[STATED GOAL]: Quote the records that follow in full, leaving the pictures out.

======== GIVEN DATA ========

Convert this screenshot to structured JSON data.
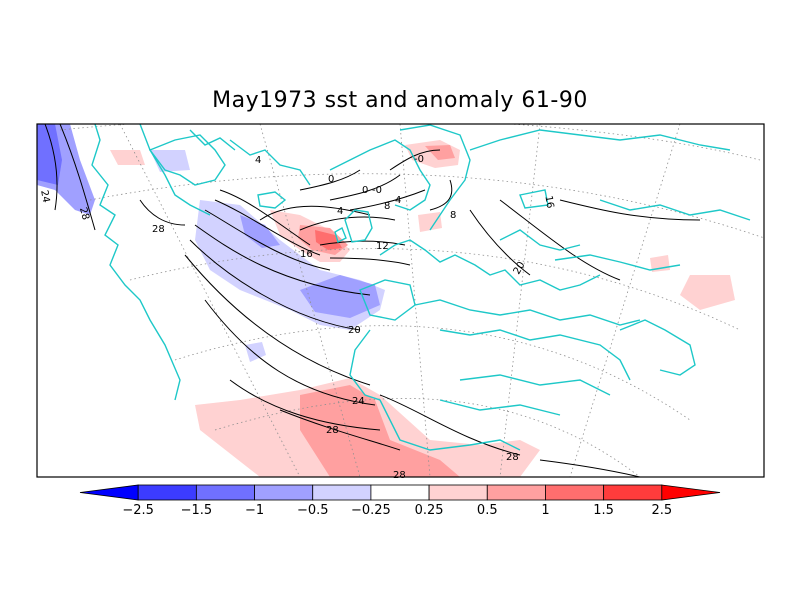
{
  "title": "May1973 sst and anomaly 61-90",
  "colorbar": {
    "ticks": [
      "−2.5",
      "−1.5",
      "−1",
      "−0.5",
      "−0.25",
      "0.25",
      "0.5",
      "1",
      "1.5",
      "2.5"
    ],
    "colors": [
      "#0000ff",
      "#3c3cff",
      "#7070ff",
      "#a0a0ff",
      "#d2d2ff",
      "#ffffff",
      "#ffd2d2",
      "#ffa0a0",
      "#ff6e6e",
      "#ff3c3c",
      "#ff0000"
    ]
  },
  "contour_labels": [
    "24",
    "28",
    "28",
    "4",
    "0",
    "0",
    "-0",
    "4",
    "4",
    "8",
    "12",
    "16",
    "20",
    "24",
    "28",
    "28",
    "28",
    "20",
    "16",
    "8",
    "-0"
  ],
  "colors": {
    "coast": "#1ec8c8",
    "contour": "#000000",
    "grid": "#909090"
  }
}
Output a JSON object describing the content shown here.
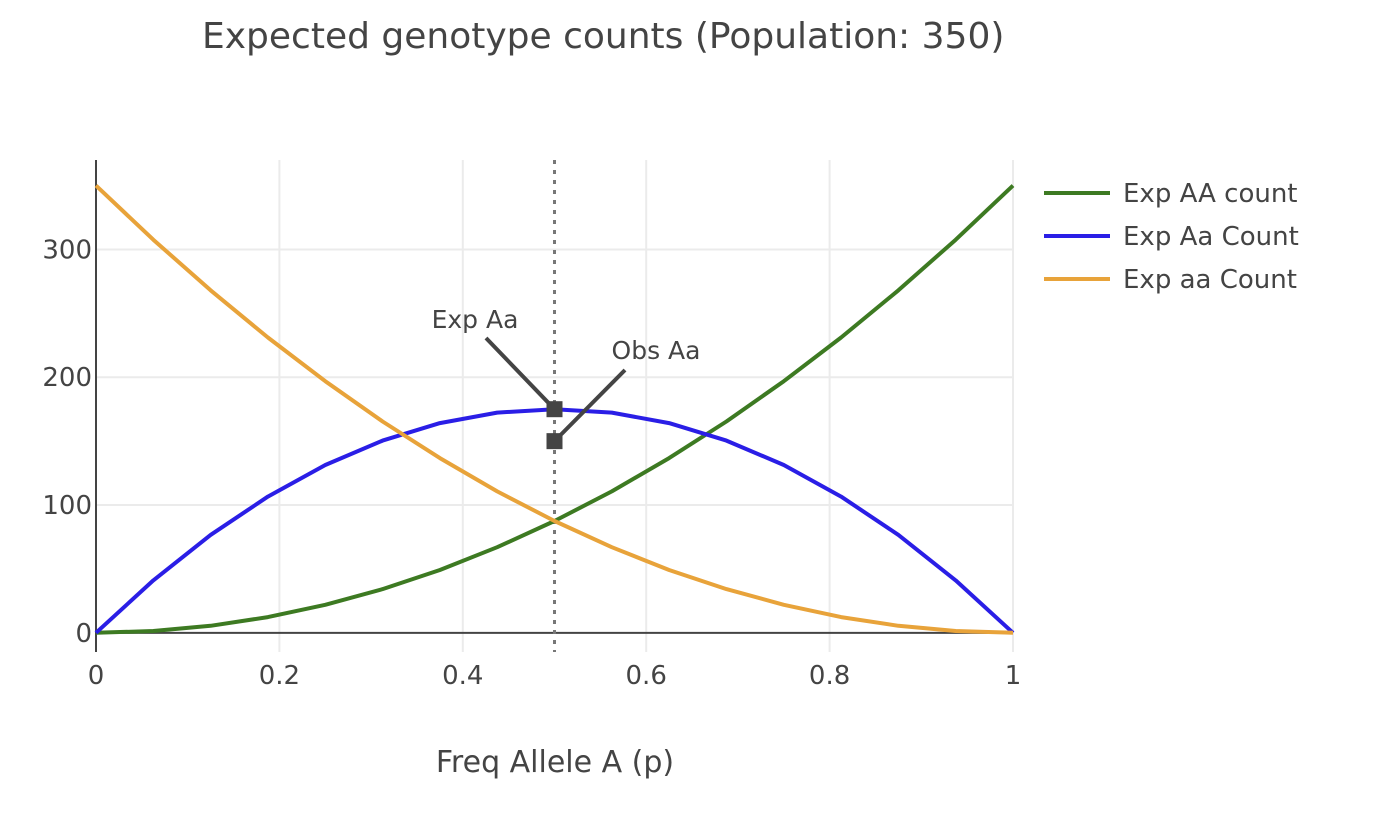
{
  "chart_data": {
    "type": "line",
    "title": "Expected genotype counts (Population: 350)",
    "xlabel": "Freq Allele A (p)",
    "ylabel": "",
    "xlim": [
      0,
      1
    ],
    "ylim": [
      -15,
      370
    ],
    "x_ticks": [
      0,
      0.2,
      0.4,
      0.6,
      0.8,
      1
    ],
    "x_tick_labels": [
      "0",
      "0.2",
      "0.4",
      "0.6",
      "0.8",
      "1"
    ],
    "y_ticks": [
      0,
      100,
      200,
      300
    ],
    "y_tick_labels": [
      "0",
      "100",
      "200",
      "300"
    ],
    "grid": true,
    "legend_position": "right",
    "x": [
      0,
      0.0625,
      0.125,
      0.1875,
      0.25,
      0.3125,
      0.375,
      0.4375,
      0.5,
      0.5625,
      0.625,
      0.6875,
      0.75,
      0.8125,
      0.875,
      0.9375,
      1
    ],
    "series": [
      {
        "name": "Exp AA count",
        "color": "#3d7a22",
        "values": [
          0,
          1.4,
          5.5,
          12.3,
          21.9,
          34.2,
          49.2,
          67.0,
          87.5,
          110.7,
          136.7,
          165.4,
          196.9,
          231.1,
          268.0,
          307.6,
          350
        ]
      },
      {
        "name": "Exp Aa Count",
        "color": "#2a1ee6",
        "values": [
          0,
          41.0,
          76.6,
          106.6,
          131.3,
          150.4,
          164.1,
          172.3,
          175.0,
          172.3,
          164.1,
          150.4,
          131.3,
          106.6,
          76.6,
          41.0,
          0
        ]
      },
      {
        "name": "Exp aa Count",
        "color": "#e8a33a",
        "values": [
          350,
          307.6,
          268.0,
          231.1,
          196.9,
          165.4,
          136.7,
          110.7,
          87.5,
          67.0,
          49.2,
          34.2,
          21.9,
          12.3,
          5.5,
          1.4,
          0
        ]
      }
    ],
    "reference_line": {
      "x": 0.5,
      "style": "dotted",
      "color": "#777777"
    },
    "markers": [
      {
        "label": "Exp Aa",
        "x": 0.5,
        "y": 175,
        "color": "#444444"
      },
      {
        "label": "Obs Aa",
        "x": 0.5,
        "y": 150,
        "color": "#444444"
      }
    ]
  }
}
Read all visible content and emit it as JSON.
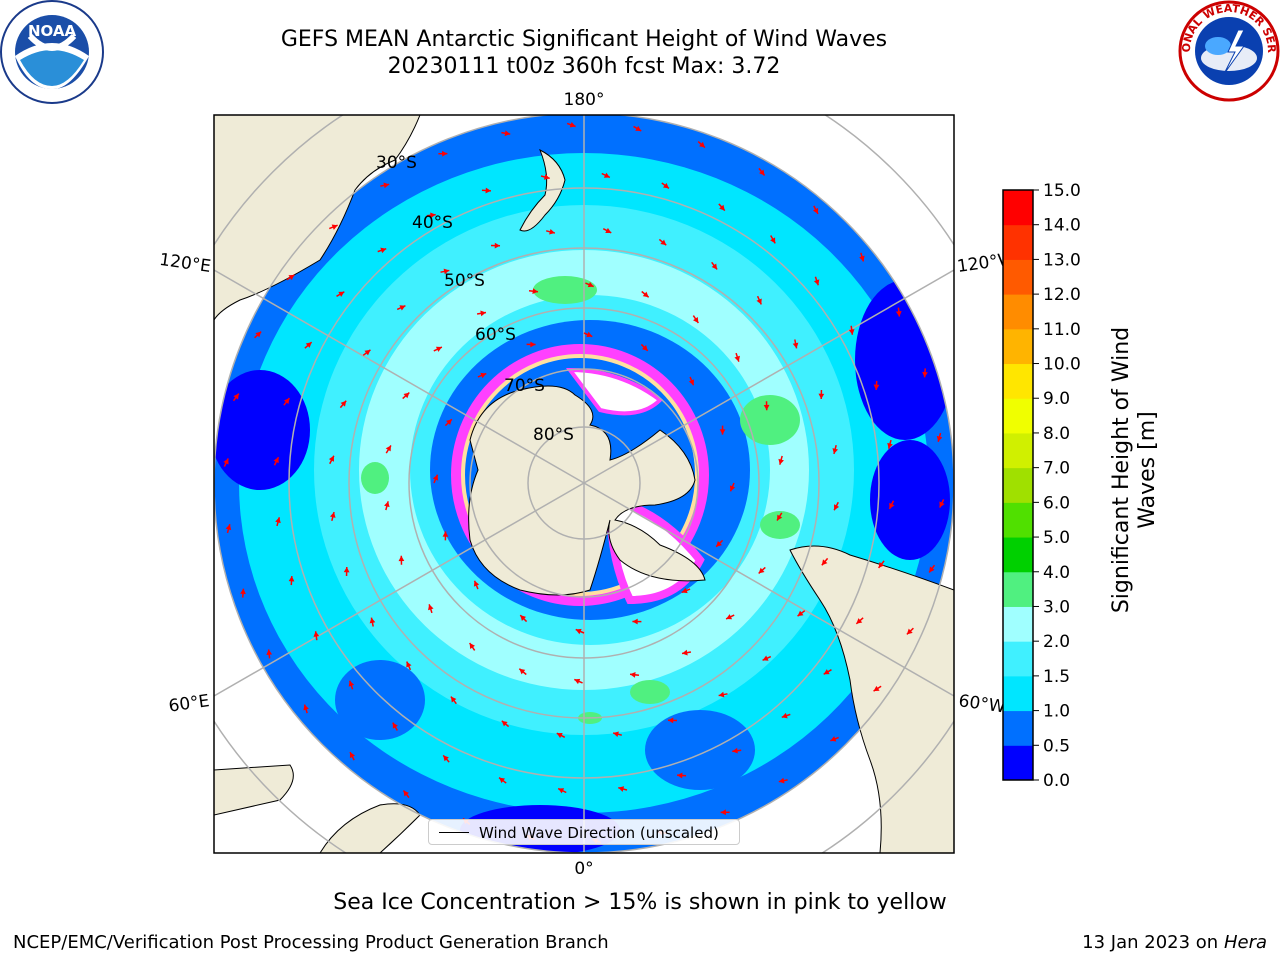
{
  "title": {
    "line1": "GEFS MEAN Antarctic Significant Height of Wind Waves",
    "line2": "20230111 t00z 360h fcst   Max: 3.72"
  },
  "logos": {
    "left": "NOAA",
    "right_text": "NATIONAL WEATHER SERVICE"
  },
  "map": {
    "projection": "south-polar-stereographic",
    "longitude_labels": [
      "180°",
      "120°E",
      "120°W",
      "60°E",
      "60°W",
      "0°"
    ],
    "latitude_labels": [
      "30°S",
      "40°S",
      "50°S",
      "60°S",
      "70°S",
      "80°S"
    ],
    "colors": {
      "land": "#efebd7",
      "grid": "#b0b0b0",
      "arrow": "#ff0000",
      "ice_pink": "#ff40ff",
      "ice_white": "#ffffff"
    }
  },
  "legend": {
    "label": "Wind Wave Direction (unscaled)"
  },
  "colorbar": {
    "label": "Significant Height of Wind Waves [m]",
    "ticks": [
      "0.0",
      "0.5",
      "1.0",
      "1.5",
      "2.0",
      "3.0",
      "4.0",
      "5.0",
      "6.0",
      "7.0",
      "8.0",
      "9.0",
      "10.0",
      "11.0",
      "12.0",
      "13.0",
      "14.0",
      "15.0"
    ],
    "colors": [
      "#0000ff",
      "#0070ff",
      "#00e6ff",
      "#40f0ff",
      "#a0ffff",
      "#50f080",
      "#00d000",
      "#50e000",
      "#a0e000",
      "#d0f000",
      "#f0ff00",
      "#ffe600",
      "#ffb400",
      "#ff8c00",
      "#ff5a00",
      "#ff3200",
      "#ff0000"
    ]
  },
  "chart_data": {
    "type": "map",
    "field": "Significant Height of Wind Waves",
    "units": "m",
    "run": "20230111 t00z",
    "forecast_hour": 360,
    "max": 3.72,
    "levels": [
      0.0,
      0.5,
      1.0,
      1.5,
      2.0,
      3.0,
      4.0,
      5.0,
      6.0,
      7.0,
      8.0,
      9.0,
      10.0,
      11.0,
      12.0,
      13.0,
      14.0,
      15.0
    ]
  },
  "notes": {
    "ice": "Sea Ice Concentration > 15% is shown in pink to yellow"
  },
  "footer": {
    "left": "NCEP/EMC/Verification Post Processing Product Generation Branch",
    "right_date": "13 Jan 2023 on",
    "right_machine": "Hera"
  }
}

========

[EXERCISE RESULT]:
Convert this screenshot to structured JSON data.
{
  "title": "May1973 sst and anomaly 61-90",
  "colorbar": {
    "ticks": [
      "−2.5",
      "−1.5",
      "−1",
      "−0.5",
      "−0.25",
      "0.25",
      "0.5",
      "1",
      "1.5",
      "2.5"
    ],
    "colors": [
      "#0000ff",
      "#3c3cff",
      "#7070ff",
      "#a0a0ff",
      "#d2d2ff",
      "#ffffff",
      "#ffd2d2",
      "#ffa0a0",
      "#ff6e6e",
      "#ff3c3c",
      "#ff0000"
    ]
  },
  "contour_labels": [
    "24",
    "28",
    "28",
    "4",
    "0",
    "0",
    "-0",
    "4",
    "4",
    "8",
    "12",
    "16",
    "20",
    "24",
    "28",
    "28",
    "28",
    "20",
    "16",
    "8",
    "-0"
  ],
  "colors": {
    "coast": "#1ec8c8",
    "contour": "#000000",
    "grid": "#909090"
  }
}
Output a JSON object describing the content shown here.
{
  "chart_data": {
    "type": "line",
    "title": "Expected genotype counts (Population: 350)",
    "xlabel": "Freq Allele A (p)",
    "ylabel": "",
    "xlim": [
      0,
      1
    ],
    "ylim": [
      -15,
      370
    ],
    "x_ticks": [
      0,
      0.2,
      0.4,
      0.6,
      0.8,
      1
    ],
    "x_tick_labels": [
      "0",
      "0.2",
      "0.4",
      "0.6",
      "0.8",
      "1"
    ],
    "y_ticks": [
      0,
      100,
      200,
      300
    ],
    "y_tick_labels": [
      "0",
      "100",
      "200",
      "300"
    ],
    "grid": true,
    "legend_position": "right",
    "x": [
      0,
      0.0625,
      0.125,
      0.1875,
      0.25,
      0.3125,
      0.375,
      0.4375,
      0.5,
      0.5625,
      0.625,
      0.6875,
      0.75,
      0.8125,
      0.875,
      0.9375,
      1
    ],
    "series": [
      {
        "name": "Exp AA count",
        "color": "#3d7a22",
        "values": [
          0,
          1.4,
          5.5,
          12.3,
          21.9,
          34.2,
          49.2,
          67.0,
          87.5,
          110.7,
          136.7,
          165.4,
          196.9,
          231.1,
          268.0,
          307.6,
          350
        ]
      },
      {
        "name": "Exp Aa Count",
        "color": "#2a1ee6",
        "values": [
          0,
          41.0,
          76.6,
          106.6,
          131.3,
          150.4,
          164.1,
          172.3,
          175.0,
          172.3,
          164.1,
          150.4,
          131.3,
          106.6,
          76.6,
          41.0,
          0
        ]
      },
      {
        "name": "Exp aa Count",
        "color": "#e8a33a",
        "values": [
          350,
          307.6,
          268.0,
          231.1,
          196.9,
          165.4,
          136.7,
          110.7,
          87.5,
          67.0,
          49.2,
          34.2,
          21.9,
          12.3,
          5.5,
          1.4,
          0
        ]
      }
    ],
    "reference_line": {
      "x": 0.5,
      "style": "dotted",
      "color": "#777777"
    },
    "markers": [
      {
        "label": "Exp Aa",
        "x": 0.5,
        "y": 175,
        "color": "#444444"
      },
      {
        "label": "Obs Aa",
        "x": 0.5,
        "y": 150,
        "color": "#444444"
      }
    ]
  }
}
Read all visible content and emit it as JSON.
{
  "title": {
    "line1": "GEFS MEAN Antarctic Significant Height of Wind Waves",
    "line2": "20230111 t00z 360h fcst   Max: 3.72"
  },
  "logos": {
    "left": "NOAA",
    "right_text": "NATIONAL WEATHER SERVICE"
  },
  "map": {
    "projection": "south-polar-stereographic",
    "longitude_labels": [
      "180°",
      "120°E",
      "120°W",
      "60°E",
      "60°W",
      "0°"
    ],
    "latitude_labels": [
      "30°S",
      "40°S",
      "50°S",
      "60°S",
      "70°S",
      "80°S"
    ],
    "colors": {
      "land": "#efebd7",
      "grid": "#b0b0b0",
      "arrow": "#ff0000",
      "ice_pink": "#ff40ff",
      "ice_white": "#ffffff"
    }
  },
  "legend": {
    "label": "Wind Wave Direction (unscaled)"
  },
  "colorbar": {
    "label": "Significant Height of Wind Waves [m]",
    "ticks": [
      "0.0",
      "0.5",
      "1.0",
      "1.5",
      "2.0",
      "3.0",
      "4.0",
      "5.0",
      "6.0",
      "7.0",
      "8.0",
      "9.0",
      "10.0",
      "11.0",
      "12.0",
      "13.0",
      "14.0",
      "15.0"
    ],
    "colors": [
      "#0000ff",
      "#0070ff",
      "#00e6ff",
      "#40f0ff",
      "#a0ffff",
      "#50f080",
      "#00d000",
      "#50e000",
      "#a0e000",
      "#d0f000",
      "#f0ff00",
      "#ffe600",
      "#ffb400",
      "#ff8c00",
      "#ff5a00",
      "#ff3200",
      "#ff0000"
    ]
  },
  "chart_data": {
    "type": "map",
    "field": "Significant Height of Wind Waves",
    "units": "m",
    "run": "20230111 t00z",
    "forecast_hour": 360,
    "max": 3.72,
    "levels": [
      0.0,
      0.5,
      1.0,
      1.5,
      2.0,
      3.0,
      4.0,
      5.0,
      6.0,
      7.0,
      8.0,
      9.0,
      10.0,
      11.0,
      12.0,
      13.0,
      14.0,
      15.0
    ]
  },
  "notes": {
    "ice": "Sea Ice Concentration > 15% is shown in pink to yellow"
  },
  "footer": {
    "left": "NCEP/EMC/Verification Post Processing Product Generation Branch",
    "right_date": "13 Jan 2023 on",
    "right_machine": "Hera"
  }
}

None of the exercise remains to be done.